= WORK TO COMPLETE =
Transcribe the material below exactly as it appears.

= INPUT RECORDS =
* Begin *
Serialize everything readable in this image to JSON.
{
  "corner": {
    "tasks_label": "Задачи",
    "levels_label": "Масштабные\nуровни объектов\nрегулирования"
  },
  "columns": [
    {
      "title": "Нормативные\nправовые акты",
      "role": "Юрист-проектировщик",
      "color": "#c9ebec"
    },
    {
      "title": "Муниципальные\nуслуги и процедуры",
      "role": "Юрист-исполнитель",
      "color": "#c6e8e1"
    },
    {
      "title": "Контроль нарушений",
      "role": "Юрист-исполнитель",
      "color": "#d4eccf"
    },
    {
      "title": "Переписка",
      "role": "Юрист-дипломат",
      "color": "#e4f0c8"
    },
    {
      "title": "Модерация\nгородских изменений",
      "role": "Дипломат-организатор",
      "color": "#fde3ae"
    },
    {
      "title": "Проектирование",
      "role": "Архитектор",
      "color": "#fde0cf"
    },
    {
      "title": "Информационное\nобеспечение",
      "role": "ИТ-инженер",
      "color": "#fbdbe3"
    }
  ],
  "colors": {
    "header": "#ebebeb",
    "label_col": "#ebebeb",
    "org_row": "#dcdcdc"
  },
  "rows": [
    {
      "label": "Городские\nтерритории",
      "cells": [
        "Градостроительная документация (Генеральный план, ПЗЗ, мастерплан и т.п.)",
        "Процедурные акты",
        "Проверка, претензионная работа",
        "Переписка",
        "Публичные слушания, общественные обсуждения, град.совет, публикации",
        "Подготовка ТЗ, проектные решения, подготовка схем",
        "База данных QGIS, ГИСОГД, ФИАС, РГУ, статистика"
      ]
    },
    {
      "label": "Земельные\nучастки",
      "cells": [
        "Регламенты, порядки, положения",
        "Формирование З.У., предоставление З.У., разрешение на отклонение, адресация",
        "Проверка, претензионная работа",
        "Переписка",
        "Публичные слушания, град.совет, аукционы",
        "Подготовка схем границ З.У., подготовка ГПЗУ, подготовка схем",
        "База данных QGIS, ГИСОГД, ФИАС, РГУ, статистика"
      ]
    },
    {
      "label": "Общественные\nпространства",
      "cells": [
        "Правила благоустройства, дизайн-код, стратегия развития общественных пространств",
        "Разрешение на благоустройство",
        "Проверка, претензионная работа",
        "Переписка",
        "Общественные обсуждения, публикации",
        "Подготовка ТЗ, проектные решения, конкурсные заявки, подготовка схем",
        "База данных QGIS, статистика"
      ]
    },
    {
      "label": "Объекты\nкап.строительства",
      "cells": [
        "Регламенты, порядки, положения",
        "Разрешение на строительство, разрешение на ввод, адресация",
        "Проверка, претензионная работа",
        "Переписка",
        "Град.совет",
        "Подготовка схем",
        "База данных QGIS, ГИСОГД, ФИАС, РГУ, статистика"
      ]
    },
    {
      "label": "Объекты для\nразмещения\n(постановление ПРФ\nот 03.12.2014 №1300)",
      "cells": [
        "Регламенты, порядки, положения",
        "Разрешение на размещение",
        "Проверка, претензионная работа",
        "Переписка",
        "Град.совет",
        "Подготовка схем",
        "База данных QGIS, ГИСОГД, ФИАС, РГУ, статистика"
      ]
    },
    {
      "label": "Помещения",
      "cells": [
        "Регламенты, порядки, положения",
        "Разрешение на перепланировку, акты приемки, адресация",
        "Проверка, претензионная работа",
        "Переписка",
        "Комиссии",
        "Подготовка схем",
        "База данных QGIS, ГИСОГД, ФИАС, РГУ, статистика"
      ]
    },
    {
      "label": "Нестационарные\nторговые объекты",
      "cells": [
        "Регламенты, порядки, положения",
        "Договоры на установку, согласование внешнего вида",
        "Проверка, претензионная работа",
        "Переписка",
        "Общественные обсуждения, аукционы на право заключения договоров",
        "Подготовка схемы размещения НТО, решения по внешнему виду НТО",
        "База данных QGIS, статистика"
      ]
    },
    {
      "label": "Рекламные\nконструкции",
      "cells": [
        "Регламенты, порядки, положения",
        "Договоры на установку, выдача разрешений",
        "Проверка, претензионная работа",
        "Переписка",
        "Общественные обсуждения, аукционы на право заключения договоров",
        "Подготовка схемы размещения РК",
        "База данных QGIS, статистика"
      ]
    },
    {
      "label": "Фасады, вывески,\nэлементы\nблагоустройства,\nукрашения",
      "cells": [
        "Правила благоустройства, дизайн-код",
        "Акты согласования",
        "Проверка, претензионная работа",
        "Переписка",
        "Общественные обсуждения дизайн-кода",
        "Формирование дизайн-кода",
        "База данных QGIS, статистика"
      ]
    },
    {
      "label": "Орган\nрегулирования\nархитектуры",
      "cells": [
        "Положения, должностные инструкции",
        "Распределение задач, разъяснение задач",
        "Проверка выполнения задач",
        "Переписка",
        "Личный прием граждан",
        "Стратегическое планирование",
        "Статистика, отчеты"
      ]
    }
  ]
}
* End *
= RIGHT ANSWER =
Serialize everything readable in this image to JSON.
{
  "corner": {
    "tasks_label": "Задачи",
    "levels_label": "Масштабные\nуровни объектов\nрегулирования"
  },
  "columns": [
    {
      "title": "Нормативные\nправовые акты",
      "role": "Юрист-проектировщик",
      "color": "#c9ebec"
    },
    {
      "title": "Муниципальные\nуслуги и процедуры",
      "role": "Юрист-исполнитель",
      "color": "#c6e8e1"
    },
    {
      "title": "Контроль нарушений",
      "role": "Юрист-исполнитель",
      "color": "#d4eccf"
    },
    {
      "title": "Переписка",
      "role": "Юрист-дипломат",
      "color": "#e4f0c8"
    },
    {
      "title": "Модерация\nгородских изменений",
      "role": "Дипломат-организатор",
      "color": "#fde3ae"
    },
    {
      "title": "Проектирование",
      "role": "Архитектор",
      "color": "#fde0cf"
    },
    {
      "title": "Информационное\nобеспечение",
      "role": "ИТ-инженер",
      "color": "#fbdbe3"
    }
  ],
  "colors": {
    "header": "#ebebeb",
    "label_col": "#ebebeb",
    "org_row": "#dcdcdc"
  },
  "rows": [
    {
      "label": "Городские\nтерритории",
      "cells": [
        "Градостроительная документация (Генеральный план, ПЗЗ, мастерплан и т.п.)",
        "Процедурные акты",
        "Проверка, претензионная работа",
        "Переписка",
        "Публичные слушания, общественные обсуждения, град.совет, публикации",
        "Подготовка ТЗ, проектные решения, подготовка схем",
        "База данных QGIS, ГИСОГД, ФИАС, РГУ, статистика"
      ]
    },
    {
      "label": "Земельные\nучастки",
      "cells": [
        "Регламенты, порядки, положения",
        "Формирование З.У., предоставление З.У., разрешение на отклонение, адресация",
        "Проверка, претензионная работа",
        "Переписка",
        "Публичные слушания, град.совет, аукционы",
        "Подготовка схем границ З.У., подготовка ГПЗУ, подготовка схем",
        "База данных QGIS, ГИСОГД, ФИАС, РГУ, статистика"
      ]
    },
    {
      "label": "Общественные\nпространства",
      "cells": [
        "Правила благоустройства, дизайн-код, стратегия развития общественных пространств",
        "Разрешение на благоустройство",
        "Проверка, претензионная работа",
        "Переписка",
        "Общественные обсуждения, публикации",
        "Подготовка ТЗ, проектные решения, конкурсные заявки, подготовка схем",
        "База данных QGIS, статистика"
      ]
    },
    {
      "label": "Объекты\nкап.строительства",
      "cells": [
        "Регламенты, порядки, положения",
        "Разрешение на строительство, разрешение на ввод, адресация",
        "Проверка, претензионная работа",
        "Переписка",
        "Град.совет",
        "Подготовка схем",
        "База данных QGIS, ГИСОГД, ФИАС, РГУ, статистика"
      ]
    },
    {
      "label": "Объекты для\nразмещения\n(постановление ПРФ\nот 03.12.2014 №1300)",
      "cells": [
        "Регламенты, порядки, положения",
        "Разрешение на размещение",
        "Проверка, претензионная работа",
        "Переписка",
        "Град.совет",
        "Подготовка схем",
        "База данных QGIS, ГИСОГД, ФИАС, РГУ, статистика"
      ]
    },
    {
      "label": "Помещения",
      "cells": [
        "Регламенты, порядки, положения",
        "Разрешение на перепланировку, акты приемки, адресация",
        "Проверка, претензионная работа",
        "Переписка",
        "Комиссии",
        "Подготовка схем",
        "База данных QGIS, ГИСОГД, ФИАС, РГУ, статистика"
      ]
    },
    {
      "label": "Нестационарные\nторговые объекты",
      "cells": [
        "Регламенты, порядки, положения",
        "Договоры на установку, согласование внешнего вида",
        "Проверка, претензионная работа",
        "Переписка",
        "Общественные обсуждения, аукционы на право заключения договоров",
        "Подготовка схемы размещения НТО, решения по внешнему виду НТО",
        "База данных QGIS, статистика"
      ]
    },
    {
      "label": "Рекламные\nконструкции",
      "cells": [
        "Регламенты, порядки, положения",
        "Договоры на установку, выдача разрешений",
        "Проверка, претензионная работа",
        "Переписка",
        "Общественные обсуждения, аукционы на право заключения договоров",
        "Подготовка схемы размещения РК",
        "База данных QGIS, статистика"
      ]
    },
    {
      "label": "Фасады, вывески,\nэлементы\nблагоустройства,\nукрашения",
      "cells": [
        "Правила благоустройства, дизайн-код",
        "Акты согласования",
        "Проверка, претензионная работа",
        "Переписка",
        "Общественные обсуждения дизайн-кода",
        "Формирование дизайн-кода",
        "База данных QGIS, статистика"
      ]
    },
    {
      "label": "Орган\nрегулирования\nархитектуры",
      "cells": [
        "Положения, должностные инструкции",
        "Распределение задач, разъяснение задач",
        "Проверка выполнения задач",
        "Переписка",
        "Личный прием граждан",
        "Стратегическое планирование",
        "Статистика, отчеты"
      ]
    }
  ]
}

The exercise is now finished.